■ Data for processing:
● ● ● ●
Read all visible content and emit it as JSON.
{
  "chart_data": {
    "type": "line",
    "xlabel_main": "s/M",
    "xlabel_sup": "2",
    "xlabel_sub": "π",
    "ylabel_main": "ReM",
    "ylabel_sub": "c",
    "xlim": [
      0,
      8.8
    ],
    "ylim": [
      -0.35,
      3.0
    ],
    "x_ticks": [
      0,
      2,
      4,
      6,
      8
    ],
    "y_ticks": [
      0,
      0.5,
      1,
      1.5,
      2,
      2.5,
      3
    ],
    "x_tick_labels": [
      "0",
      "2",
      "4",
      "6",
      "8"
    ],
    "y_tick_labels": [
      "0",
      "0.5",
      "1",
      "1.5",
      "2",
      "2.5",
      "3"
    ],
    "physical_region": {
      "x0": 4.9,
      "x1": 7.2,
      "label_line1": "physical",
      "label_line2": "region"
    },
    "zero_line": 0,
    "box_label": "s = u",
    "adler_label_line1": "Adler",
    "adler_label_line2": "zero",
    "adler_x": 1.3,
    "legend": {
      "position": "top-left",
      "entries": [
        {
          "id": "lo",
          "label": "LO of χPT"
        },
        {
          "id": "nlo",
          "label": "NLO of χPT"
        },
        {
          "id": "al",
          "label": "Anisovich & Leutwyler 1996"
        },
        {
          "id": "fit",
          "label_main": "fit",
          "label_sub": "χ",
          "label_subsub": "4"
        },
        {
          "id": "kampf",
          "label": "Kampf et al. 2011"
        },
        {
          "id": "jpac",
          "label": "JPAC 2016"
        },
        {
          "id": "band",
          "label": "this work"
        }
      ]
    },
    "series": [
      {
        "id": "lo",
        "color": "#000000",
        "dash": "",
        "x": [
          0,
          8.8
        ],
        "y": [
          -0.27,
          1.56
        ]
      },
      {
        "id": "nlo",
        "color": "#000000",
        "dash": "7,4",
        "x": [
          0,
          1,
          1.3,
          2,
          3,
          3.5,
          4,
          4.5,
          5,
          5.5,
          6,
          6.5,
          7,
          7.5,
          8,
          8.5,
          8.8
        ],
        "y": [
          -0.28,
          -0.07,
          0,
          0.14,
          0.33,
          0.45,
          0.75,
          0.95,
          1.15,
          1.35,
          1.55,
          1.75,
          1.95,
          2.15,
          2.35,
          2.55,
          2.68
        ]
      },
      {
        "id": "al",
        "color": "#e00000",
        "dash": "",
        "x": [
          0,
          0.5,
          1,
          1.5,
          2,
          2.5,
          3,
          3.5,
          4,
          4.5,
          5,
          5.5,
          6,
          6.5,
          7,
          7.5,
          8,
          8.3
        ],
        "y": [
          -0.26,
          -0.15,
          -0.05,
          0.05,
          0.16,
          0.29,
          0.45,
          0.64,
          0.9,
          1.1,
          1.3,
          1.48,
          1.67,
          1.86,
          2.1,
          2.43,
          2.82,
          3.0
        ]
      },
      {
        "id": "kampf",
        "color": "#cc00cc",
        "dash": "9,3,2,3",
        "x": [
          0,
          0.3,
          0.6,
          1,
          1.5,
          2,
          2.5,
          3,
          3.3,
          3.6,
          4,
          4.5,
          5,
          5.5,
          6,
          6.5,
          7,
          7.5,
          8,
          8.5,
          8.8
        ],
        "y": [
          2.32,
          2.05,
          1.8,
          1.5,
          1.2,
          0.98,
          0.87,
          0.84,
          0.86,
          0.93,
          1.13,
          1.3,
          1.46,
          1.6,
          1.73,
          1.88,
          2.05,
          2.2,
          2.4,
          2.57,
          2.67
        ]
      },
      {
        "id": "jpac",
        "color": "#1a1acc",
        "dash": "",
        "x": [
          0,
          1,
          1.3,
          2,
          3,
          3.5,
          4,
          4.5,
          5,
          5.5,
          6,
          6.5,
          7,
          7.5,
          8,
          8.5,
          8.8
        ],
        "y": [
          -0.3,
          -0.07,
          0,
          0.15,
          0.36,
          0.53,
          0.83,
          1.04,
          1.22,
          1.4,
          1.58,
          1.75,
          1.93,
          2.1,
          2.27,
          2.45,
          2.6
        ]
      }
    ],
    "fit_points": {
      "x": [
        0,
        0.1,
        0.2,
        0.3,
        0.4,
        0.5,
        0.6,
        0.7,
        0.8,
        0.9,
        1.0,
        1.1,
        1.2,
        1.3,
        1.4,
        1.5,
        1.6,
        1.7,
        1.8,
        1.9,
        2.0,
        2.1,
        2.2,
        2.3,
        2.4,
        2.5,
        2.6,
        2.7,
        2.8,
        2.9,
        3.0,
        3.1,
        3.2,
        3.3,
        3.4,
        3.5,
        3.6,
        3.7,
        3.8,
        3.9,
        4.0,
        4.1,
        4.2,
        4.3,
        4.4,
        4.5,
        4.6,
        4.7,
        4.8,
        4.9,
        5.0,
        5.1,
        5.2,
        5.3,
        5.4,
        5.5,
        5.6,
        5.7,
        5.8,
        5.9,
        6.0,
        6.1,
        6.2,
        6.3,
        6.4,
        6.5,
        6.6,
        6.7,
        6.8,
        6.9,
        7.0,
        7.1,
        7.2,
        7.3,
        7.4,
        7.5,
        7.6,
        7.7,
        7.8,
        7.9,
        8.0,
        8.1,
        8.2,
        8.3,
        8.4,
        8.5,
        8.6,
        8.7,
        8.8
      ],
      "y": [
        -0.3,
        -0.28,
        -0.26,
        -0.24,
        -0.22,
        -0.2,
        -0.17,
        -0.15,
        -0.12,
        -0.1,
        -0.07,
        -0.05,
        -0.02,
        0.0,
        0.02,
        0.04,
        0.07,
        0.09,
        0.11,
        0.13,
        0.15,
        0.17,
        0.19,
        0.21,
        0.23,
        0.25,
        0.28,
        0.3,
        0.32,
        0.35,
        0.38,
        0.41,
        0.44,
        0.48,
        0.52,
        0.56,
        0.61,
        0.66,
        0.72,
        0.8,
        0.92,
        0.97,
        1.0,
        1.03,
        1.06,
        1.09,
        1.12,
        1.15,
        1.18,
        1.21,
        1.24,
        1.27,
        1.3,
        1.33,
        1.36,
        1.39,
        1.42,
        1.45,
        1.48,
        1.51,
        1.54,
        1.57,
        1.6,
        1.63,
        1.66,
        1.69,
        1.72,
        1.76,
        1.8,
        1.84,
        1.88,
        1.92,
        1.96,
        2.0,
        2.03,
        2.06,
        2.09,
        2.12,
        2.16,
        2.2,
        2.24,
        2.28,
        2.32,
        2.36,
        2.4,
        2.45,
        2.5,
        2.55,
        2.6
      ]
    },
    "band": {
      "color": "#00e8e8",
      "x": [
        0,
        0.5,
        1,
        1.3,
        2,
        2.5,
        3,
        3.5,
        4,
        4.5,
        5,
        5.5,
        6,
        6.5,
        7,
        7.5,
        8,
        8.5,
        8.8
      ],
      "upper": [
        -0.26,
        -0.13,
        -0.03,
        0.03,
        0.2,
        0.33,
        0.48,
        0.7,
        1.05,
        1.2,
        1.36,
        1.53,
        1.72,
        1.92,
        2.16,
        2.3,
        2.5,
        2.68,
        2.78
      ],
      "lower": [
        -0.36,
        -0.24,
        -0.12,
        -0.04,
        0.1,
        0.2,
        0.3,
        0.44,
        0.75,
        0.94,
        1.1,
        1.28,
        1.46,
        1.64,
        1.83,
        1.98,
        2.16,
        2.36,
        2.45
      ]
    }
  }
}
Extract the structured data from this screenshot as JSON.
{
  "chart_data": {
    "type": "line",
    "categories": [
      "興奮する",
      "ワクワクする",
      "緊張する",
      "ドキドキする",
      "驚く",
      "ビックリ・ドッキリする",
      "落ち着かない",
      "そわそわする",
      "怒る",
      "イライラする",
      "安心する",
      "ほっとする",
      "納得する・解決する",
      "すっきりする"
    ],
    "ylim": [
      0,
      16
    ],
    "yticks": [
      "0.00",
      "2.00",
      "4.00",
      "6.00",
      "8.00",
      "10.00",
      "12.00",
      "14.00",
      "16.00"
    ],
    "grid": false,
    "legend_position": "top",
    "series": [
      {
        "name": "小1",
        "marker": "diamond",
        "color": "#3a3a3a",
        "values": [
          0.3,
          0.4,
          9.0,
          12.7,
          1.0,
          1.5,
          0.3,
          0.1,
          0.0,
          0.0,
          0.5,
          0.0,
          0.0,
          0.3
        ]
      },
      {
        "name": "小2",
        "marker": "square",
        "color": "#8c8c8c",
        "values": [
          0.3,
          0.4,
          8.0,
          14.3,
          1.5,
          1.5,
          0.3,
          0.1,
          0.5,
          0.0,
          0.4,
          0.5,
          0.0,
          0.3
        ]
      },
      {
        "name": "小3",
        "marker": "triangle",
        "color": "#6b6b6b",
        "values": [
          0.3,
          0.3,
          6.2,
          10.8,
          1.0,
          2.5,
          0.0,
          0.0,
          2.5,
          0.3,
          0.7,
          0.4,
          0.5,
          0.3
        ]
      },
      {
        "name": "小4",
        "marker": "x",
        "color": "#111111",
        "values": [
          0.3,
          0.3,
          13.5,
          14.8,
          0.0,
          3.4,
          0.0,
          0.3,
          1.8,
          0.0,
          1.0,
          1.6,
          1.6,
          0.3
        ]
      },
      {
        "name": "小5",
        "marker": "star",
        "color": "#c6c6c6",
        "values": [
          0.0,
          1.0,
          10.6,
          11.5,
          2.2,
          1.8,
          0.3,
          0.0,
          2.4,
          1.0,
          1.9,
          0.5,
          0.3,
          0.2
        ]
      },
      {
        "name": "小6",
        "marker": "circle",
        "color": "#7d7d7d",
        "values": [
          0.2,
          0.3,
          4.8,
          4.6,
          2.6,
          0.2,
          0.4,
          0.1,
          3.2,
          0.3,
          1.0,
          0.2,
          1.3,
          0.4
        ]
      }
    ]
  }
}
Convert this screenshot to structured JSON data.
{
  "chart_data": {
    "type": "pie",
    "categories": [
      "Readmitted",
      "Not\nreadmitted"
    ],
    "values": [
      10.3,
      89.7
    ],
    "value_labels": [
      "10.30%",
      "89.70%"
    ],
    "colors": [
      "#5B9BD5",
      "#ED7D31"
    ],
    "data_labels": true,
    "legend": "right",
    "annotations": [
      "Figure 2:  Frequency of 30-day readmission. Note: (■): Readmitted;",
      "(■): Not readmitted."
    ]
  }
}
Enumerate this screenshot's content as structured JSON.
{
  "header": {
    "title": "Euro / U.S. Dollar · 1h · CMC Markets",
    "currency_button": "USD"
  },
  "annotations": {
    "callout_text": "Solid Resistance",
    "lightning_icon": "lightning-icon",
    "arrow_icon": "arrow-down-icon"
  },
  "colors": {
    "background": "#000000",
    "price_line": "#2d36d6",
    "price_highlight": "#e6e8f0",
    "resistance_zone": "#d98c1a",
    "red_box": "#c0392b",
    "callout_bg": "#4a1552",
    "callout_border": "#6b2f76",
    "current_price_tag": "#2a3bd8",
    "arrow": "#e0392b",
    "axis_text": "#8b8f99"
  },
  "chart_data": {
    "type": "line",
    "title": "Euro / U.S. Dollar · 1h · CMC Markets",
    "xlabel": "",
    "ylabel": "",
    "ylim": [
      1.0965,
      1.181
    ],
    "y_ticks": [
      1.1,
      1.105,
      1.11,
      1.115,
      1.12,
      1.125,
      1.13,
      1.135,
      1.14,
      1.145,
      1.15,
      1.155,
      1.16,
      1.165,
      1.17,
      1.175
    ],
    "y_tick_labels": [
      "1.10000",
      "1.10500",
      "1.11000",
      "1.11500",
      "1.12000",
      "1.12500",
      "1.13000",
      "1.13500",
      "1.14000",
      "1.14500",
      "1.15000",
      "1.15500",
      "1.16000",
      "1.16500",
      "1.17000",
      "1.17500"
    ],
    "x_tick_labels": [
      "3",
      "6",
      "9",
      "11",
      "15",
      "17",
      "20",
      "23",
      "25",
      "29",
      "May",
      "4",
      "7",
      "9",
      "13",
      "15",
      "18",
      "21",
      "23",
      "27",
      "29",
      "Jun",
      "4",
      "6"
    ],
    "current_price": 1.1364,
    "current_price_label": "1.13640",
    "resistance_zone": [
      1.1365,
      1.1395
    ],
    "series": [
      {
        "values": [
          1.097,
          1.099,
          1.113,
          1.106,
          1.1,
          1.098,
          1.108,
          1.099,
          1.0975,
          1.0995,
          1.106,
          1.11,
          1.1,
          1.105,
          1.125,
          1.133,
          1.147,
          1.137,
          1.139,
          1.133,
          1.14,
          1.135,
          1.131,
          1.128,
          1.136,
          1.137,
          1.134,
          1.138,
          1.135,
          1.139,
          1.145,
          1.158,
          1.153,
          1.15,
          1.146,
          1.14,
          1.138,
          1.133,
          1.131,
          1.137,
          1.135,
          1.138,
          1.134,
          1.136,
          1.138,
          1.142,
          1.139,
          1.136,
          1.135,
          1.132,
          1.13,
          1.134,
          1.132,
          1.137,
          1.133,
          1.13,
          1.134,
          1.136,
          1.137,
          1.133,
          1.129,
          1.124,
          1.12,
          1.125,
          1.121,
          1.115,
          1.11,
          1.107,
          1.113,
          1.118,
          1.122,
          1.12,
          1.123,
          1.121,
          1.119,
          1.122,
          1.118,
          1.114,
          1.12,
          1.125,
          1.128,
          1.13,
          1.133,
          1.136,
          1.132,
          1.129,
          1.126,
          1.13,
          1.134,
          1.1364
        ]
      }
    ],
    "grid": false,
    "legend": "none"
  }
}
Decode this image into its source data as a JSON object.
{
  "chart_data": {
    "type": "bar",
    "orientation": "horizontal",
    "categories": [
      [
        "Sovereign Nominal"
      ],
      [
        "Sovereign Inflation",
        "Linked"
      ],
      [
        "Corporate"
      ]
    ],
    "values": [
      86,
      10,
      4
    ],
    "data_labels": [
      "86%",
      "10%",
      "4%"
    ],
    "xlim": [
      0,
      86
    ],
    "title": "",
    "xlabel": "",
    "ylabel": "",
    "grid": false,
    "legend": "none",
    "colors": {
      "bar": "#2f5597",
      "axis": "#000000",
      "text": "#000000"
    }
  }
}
● ● ● ●
■ Task prompt: Take the line in which "Decode this image" occurs and each subsequent line through the end; give these lines again without alteration.

■ The answer:
Decode this image into its source data as a JSON object.
{
  "chart_data": {
    "type": "bar",
    "orientation": "horizontal",
    "categories": [
      [
        "Sovereign Nominal"
      ],
      [
        "Sovereign Inflation",
        "Linked"
      ],
      [
        "Corporate"
      ]
    ],
    "values": [
      86,
      10,
      4
    ],
    "data_labels": [
      "86%",
      "10%",
      "4%"
    ],
    "xlim": [
      0,
      86
    ],
    "title": "",
    "xlabel": "",
    "ylabel": "",
    "grid": false,
    "legend": "none",
    "colors": {
      "bar": "#2f5597",
      "axis": "#000000",
      "text": "#000000"
    }
  }
}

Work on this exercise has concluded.